◆ Given information ◆
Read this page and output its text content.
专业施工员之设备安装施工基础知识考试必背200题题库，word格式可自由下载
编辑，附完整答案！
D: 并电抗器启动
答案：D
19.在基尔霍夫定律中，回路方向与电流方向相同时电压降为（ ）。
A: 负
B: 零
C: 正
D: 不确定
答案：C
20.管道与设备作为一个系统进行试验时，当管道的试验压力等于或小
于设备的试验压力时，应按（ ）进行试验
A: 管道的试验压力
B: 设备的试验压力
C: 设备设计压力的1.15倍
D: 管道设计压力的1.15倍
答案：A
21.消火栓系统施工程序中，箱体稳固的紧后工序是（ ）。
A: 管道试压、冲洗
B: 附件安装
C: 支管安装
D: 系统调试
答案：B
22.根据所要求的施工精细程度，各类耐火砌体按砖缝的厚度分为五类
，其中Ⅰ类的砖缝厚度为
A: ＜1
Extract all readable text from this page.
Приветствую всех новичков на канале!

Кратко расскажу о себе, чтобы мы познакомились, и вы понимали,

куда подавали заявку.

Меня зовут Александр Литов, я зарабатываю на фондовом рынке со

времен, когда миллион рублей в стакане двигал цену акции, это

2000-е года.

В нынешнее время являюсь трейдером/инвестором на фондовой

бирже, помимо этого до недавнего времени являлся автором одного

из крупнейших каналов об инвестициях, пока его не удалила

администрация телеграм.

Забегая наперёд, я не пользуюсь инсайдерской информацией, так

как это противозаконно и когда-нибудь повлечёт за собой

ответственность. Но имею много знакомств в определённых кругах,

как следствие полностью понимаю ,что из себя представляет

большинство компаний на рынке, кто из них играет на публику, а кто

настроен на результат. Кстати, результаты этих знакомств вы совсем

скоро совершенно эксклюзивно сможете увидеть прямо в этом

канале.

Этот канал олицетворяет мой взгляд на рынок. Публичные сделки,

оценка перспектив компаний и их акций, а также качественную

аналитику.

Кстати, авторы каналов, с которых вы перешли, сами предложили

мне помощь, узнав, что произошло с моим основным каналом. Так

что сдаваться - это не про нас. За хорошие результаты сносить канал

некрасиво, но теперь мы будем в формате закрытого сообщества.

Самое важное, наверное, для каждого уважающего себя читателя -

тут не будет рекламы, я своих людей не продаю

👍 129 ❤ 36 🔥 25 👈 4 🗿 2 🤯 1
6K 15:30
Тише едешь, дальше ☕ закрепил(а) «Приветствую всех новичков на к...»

◆ Task to complete ◆
Go through the preceding material and copy each line that has the word "себя".

◆ Response to this exercise ◆
как следствие полностью понимаю ,что из себя представляет
Самое важное, наверное, для каждого уважающего себя читателя -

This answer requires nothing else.